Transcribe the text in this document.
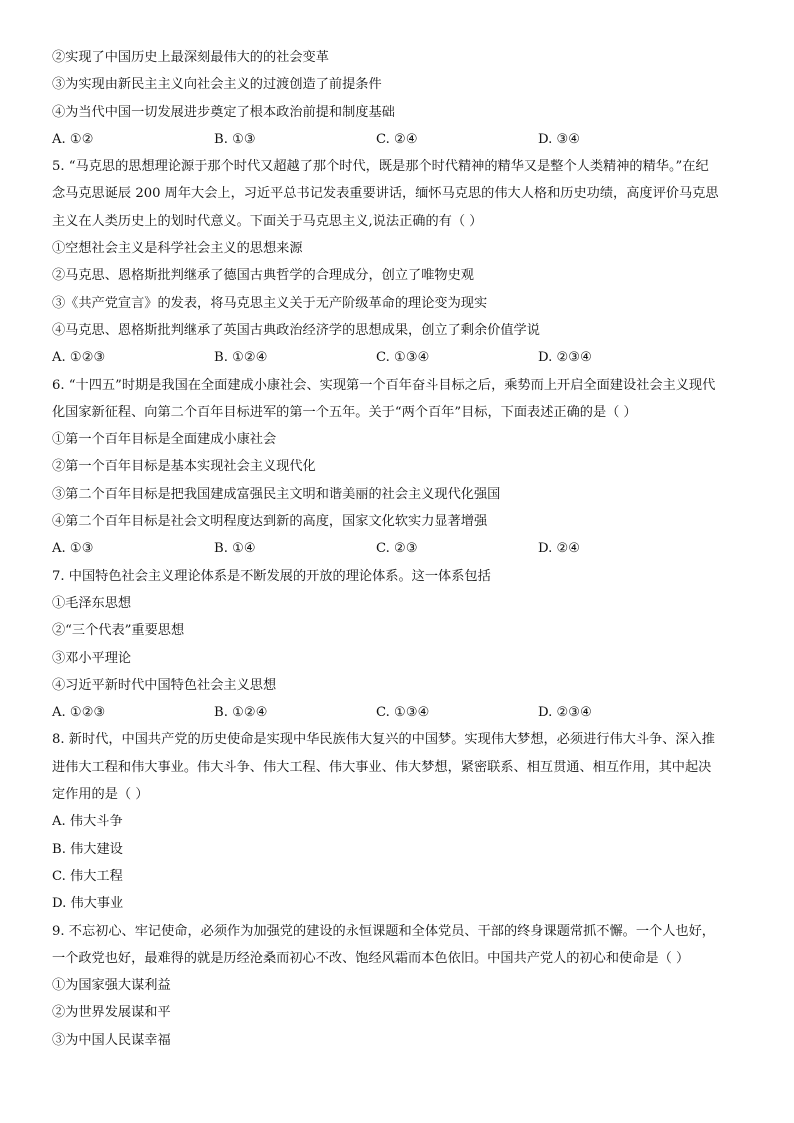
②实现了中国历史上最深刻最伟大的的社会变革
③为实现由新民主主义向社会主义的过渡创造了前提条件
④为当代中国一切发展进步奠定了根本政治前提和制度基础
A. ①②	B. ①③	C. ②④	D. ③④
5. “马克思的思想理论源于那个时代又超越了那个时代，既是那个时代精神的精华又是整个人类精神的精华。”在纪
念马克思诞辰 200 周年大会上，习近平总书记发表重要讲话，缅怀马克思的伟大人格和历史功绩，高度评价马克思
主义在人类历史上的划时代意义。下面关于马克思主义,说法正确的有（ ）
①空想社会主义是科学社会主义的思想来源
②马克思、恩格斯批判继承了德国古典哲学的合理成分，创立了唯物史观
③《共产党宣言》的发表，将马克思主义关于无产阶级革命的理论变为现实
④马克思、恩格斯批判继承了英国古典政治经济学的思想成果，创立了剩余价值学说
A. ①②③	B. ①②④	C. ①③④	D. ②③④
6. “十四五”时期是我国在全面建成小康社会、实现第一个百年奋斗目标之后，乘势而上开启全面建设社会主义现代
化国家新征程、向第二个百年目标进军的第一个五年。关于“两个百年”目标，下面表述正确的是（ ）
①第一个百年目标是全面建成小康社会
②第一个百年目标是基本实现社会主义现代化
③第二个百年目标是把我国建成富强民主文明和谐美丽的社会主义现代化强国
④第二个百年目标是社会文明程度达到新的高度，国家文化软实力显著增强
A. ①③	B. ①④	C. ②③	D. ②④
7. 中国特色社会主义理论体系是不断发展的开放的理论体系。这一体系包括
①毛泽东思想
②“三个代表”重要思想
③邓小平理论
④习近平新时代中国特色社会主义思想
A. ①②③	B. ①②④	C. ①③④	D. ②③④
8. 新时代，中国共产党的历史使命是实现中华民族伟大复兴的中国梦。实现伟大梦想，必须进行伟大斗争、深入推
进伟大工程和伟大事业。伟大斗争、伟大工程、伟大事业、伟大梦想，紧密联系、相互贯通、相互作用，其中起决
定作用的是（ ）
A. 伟大斗争
B. 伟大建设
C. 伟大工程
D. 伟大事业
9. 不忘初心、牢记使命，必须作为加强党的建设的永恒课题和全体党员、干部的终身课题常抓不懈。一个人也好，
一个政党也好，最难得的就是历经沧桑而初心不改、饱经风霜而本色依旧。中国共产党人的初心和使命是（ ）
①为国家强大谋利益
②为世界发展谋和平
③为中国人民谋幸福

*****

■ Problem
Check each line of the material above for "伟大工程" and say how many lines contain it, giving the number alone.

■ The answer
2